Find and copy every line in the records that includes the string "春风行动".

━━ Material to process ━━

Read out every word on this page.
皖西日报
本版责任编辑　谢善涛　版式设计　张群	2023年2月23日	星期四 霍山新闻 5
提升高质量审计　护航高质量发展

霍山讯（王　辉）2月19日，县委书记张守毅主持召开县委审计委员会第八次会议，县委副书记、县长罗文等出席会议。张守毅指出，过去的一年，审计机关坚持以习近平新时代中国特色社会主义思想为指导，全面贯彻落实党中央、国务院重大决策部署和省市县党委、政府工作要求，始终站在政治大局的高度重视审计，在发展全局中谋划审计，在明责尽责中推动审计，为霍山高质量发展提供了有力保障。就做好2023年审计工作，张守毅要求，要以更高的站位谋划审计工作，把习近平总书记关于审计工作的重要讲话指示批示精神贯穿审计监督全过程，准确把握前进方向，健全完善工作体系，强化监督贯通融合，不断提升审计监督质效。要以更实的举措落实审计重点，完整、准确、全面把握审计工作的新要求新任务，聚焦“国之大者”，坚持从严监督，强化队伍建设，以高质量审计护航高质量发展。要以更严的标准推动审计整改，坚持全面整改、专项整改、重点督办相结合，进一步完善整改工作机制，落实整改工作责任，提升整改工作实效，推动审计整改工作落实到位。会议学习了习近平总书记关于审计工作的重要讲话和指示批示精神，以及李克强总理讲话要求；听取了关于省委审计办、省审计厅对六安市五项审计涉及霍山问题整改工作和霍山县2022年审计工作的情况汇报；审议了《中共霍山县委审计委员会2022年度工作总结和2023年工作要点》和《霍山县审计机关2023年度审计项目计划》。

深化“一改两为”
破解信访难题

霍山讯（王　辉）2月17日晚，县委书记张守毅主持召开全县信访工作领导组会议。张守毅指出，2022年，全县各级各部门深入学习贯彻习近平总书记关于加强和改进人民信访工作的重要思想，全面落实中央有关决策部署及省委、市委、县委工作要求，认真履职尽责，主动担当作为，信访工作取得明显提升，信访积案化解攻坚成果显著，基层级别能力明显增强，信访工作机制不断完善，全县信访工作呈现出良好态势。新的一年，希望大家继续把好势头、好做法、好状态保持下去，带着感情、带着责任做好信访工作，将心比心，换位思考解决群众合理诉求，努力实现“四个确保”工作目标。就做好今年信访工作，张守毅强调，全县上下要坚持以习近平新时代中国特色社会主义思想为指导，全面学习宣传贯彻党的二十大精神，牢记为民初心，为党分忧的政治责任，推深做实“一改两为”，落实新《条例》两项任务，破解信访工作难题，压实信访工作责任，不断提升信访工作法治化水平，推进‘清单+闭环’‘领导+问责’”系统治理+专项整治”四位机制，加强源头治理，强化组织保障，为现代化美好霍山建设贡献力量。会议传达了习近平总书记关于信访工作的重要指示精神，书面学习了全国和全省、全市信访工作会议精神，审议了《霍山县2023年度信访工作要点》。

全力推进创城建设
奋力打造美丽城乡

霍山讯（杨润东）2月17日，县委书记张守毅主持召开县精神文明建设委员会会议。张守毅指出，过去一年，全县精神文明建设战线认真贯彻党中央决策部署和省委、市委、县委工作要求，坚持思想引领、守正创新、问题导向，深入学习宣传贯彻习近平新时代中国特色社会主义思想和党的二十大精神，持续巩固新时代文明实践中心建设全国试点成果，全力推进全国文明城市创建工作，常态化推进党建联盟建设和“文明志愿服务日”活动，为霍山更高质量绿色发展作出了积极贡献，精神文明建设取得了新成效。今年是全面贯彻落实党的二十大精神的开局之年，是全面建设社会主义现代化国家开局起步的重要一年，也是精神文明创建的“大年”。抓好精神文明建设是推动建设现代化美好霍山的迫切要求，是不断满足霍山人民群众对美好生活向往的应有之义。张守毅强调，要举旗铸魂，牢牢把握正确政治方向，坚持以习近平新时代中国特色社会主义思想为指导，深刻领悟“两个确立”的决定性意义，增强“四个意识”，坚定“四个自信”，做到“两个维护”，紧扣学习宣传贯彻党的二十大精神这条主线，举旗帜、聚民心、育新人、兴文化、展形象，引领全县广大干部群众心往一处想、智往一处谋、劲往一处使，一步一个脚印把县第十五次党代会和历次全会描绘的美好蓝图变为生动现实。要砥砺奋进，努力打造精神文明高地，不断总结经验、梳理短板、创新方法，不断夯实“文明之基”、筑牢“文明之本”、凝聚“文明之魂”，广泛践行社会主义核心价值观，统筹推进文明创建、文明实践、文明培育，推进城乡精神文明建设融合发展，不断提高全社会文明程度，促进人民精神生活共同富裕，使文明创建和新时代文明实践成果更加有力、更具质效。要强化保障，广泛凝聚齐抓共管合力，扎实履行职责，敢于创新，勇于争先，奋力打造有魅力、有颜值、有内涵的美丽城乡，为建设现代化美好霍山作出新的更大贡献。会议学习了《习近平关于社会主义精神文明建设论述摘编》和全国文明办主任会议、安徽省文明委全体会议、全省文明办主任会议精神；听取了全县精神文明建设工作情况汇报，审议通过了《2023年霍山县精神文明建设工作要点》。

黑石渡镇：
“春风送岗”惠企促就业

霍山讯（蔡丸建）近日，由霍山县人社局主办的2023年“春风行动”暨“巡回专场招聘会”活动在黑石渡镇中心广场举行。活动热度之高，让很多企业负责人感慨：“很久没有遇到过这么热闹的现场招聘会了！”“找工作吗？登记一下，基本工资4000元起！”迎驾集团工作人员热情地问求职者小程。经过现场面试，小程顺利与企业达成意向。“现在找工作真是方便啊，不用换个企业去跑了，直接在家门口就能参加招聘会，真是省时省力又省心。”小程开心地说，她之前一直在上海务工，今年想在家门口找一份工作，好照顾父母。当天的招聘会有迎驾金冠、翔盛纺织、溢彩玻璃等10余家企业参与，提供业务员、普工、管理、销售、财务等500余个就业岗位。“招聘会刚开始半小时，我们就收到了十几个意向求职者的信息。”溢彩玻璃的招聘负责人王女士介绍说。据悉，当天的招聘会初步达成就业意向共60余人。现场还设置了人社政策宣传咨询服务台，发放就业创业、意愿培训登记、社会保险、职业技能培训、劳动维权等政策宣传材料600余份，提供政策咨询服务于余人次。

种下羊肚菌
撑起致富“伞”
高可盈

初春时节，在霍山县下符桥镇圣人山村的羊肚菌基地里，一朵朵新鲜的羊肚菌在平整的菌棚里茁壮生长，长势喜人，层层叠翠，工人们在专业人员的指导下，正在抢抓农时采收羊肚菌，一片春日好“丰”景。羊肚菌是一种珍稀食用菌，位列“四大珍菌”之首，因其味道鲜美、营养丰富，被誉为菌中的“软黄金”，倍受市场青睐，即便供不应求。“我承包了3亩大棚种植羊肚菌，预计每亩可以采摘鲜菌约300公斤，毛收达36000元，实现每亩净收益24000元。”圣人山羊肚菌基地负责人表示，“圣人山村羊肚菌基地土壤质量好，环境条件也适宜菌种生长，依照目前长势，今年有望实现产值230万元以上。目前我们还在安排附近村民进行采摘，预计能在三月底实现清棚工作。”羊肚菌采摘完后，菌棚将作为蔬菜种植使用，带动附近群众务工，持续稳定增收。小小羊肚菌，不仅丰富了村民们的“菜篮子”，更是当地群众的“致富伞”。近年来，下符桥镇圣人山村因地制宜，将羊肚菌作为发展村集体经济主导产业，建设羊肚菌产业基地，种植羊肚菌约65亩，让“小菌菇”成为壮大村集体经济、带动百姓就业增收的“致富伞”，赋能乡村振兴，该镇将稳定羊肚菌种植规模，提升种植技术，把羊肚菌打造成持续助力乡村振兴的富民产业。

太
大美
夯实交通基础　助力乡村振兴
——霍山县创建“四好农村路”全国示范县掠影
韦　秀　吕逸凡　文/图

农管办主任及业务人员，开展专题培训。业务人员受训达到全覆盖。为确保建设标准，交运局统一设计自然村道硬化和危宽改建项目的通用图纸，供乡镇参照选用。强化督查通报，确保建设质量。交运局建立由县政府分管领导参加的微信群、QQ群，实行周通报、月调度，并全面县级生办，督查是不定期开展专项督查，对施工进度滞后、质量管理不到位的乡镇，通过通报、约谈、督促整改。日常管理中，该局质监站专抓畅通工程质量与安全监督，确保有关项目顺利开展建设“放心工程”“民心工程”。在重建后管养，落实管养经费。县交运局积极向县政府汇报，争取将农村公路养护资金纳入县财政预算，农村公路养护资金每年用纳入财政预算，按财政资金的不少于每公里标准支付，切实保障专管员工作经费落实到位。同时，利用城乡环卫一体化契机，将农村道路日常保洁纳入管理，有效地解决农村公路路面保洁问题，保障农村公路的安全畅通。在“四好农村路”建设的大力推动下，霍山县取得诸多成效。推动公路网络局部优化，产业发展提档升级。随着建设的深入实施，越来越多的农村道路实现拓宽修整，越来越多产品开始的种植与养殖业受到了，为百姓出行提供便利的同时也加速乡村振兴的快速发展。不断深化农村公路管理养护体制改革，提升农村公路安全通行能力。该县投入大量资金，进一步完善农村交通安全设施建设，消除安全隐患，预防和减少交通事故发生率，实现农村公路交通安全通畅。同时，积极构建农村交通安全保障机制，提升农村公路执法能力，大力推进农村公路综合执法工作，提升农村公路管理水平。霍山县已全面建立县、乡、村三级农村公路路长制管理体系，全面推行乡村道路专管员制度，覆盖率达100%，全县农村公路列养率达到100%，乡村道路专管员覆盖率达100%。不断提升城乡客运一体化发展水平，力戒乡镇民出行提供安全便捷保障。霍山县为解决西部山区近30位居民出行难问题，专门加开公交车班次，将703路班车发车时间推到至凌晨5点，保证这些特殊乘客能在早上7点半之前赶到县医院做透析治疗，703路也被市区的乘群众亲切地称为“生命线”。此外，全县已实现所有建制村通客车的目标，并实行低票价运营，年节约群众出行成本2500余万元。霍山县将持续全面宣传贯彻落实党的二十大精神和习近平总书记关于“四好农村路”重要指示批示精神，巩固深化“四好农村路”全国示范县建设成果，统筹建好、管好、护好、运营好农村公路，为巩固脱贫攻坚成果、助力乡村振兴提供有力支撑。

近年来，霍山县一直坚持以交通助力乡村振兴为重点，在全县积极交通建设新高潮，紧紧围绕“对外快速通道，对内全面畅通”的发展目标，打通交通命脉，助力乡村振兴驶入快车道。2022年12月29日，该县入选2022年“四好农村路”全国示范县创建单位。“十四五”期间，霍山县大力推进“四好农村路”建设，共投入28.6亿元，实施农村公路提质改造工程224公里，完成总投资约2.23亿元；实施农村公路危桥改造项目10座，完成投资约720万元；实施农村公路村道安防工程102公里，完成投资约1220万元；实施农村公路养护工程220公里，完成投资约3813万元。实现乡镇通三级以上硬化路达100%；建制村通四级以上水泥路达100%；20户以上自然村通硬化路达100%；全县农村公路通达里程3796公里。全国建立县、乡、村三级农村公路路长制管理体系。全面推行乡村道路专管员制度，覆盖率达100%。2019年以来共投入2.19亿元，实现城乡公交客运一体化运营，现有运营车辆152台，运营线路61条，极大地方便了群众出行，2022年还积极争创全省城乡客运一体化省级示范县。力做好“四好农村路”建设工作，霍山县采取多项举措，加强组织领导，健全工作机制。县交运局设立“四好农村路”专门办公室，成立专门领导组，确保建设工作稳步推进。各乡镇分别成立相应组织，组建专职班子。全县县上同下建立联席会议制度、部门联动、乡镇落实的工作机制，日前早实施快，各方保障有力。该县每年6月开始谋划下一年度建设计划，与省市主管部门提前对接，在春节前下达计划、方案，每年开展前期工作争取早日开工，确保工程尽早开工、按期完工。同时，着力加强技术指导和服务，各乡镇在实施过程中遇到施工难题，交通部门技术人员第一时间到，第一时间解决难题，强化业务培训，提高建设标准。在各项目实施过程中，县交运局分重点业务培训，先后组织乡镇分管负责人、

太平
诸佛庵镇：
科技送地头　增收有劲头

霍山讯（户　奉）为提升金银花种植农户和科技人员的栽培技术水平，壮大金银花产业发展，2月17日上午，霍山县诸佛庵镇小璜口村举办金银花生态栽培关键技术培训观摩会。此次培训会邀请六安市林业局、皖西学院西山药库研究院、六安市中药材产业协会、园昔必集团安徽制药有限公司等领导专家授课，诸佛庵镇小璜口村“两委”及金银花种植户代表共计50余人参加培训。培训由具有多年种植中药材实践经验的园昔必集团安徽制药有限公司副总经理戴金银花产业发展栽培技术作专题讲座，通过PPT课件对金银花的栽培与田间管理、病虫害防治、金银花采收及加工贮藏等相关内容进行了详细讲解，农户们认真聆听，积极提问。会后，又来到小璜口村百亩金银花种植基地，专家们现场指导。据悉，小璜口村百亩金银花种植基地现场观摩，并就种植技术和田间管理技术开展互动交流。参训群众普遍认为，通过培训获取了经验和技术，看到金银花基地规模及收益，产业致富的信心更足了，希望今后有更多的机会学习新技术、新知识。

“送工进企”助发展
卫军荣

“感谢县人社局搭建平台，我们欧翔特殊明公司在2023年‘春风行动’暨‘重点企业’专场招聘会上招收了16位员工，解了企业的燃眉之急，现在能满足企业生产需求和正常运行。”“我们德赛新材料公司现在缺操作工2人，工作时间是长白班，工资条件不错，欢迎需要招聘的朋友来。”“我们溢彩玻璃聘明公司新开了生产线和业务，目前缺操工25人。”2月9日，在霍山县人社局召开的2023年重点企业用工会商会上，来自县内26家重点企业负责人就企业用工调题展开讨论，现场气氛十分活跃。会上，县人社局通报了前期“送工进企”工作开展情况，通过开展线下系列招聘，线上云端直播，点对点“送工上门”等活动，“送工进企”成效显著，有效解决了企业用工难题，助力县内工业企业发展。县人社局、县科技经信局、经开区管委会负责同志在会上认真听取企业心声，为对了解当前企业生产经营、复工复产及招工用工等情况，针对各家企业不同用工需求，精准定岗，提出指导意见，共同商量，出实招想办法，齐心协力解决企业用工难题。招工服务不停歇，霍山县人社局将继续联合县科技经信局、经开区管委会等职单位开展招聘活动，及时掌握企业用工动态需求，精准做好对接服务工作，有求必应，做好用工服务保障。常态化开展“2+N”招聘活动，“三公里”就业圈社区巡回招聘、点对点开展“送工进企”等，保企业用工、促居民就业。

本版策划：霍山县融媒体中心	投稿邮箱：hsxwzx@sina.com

━━━

■ **Task response**
霍山讯（蔡丸建）近日，由霍山县人社局主办的2023年“春风行动”暨“巡回专场招聘会”活动在黑石渡镇中心广场举行。活动热度之高，让很多企业负责人感慨：“很久没有遇到过这么热闹的现场招聘会了！”“找工作吗？登记一下，基本工资4000元起！”迎驾集团工作人员热情地问求职者小程。经过现场面试，小程顺利与企业达成意向。“现在找工作真是方便啊，不用换个企业去跑了，直接在家门口就能参加招聘会，真是省时省力又省心。”小程开心地说，她之前一直在上海务工，今年想在家门口找一份工作，好照顾父母。当天的招聘会有迎驾金冠、翔盛纺织、溢彩玻璃等10余家企业参与，提供业务员、普工、管理、销售、财务等500余个就业岗位。“招聘会刚开始半小时，我们就收到了十几个意向求职者的信息。”溢彩玻璃的招聘负责人王女士介绍说。据悉，当天的招聘会初步达成就业意向共60余人。现场还设置了人社政策宣传咨询服务台，发放就业创业、意愿培训登记、社会保险、职业技能培训、劳动维权等政策宣传材料600余份，提供政策咨询服务于余人次。
“感谢县人社局搭建平台，我们欧翔特殊明公司在2023年‘春风行动’暨‘重点企业’专场招聘会上招收了16位员工，解了企业的燃眉之急，现在能满足企业生产需求和正常运行。”“我们德赛新材料公司现在缺操作工2人，工作时间是长白班，工资条件不错，欢迎需要招聘的朋友来。”“我们溢彩玻璃聘明公司新开了生产线和业务，目前缺操工25人。”2月9日，在霍山县人社局召开的2023年重点企业用工会商会上，来自县内26家重点企业负责人就企业用工调题展开讨论，现场气氛十分活跃。会上，县人社局通报了前期“送工进企”工作开展情况，通过开展线下系列招聘，线上云端直播，点对点“送工上门”等活动，“送工进企”成效显著，有效解决了企业用工难题，助力县内工业企业发展。县人社局、县科技经信局、经开区管委会负责同志在会上认真听取企业心声，为对了解当前企业生产经营、复工复产及招工用工等情况，针对各家企业不同用工需求，精准定岗，提出指导意见，共同商量，出实招想办法，齐心协力解决企业用工难题。招工服务不停歇，霍山县人社局将继续联合县科技经信局、经开区管委会等职单位开展招聘活动，及时掌握企业用工动态需求，精准做好对接服务工作，有求必应，做好用工服务保障。常态化开展“2+N”招聘活动，“三公里”就业圈社区巡回招聘、点对点开展“送工进企”等，保企业用工、促居民就业。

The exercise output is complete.